WHAT TO DO ▸ Find each line containing the string "除专用合同条款另有约定外" and return it.

### RECORDED INFORMATION ###

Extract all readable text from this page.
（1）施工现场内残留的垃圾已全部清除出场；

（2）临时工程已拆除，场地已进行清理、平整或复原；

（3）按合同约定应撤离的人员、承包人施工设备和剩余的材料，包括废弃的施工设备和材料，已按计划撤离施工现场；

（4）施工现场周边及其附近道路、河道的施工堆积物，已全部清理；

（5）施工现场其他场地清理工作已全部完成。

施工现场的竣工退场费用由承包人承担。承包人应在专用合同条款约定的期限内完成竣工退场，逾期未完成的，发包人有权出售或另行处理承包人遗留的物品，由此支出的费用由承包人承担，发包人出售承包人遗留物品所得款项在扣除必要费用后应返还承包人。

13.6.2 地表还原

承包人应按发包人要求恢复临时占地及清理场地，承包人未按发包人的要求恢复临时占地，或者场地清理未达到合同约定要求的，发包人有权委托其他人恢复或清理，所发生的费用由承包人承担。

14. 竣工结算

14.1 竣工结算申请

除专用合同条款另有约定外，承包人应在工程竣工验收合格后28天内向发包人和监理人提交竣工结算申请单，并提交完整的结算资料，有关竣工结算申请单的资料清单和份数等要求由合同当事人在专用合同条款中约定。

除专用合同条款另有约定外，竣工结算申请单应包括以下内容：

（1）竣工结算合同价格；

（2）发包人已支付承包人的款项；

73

###

WRITTEN ANSWER ▸
除专用合同条款另有约定外，承包人应在工程竣工验收合格后28天内向发包人和监理人提交竣工结算申请单，并提交完整的结算资料，有关竣工结算申请单的资料清单和份数等要求由合同当事人在专用合同条款中约定。
除专用合同条款另有约定外，竣工结算申请单应包括以下内容：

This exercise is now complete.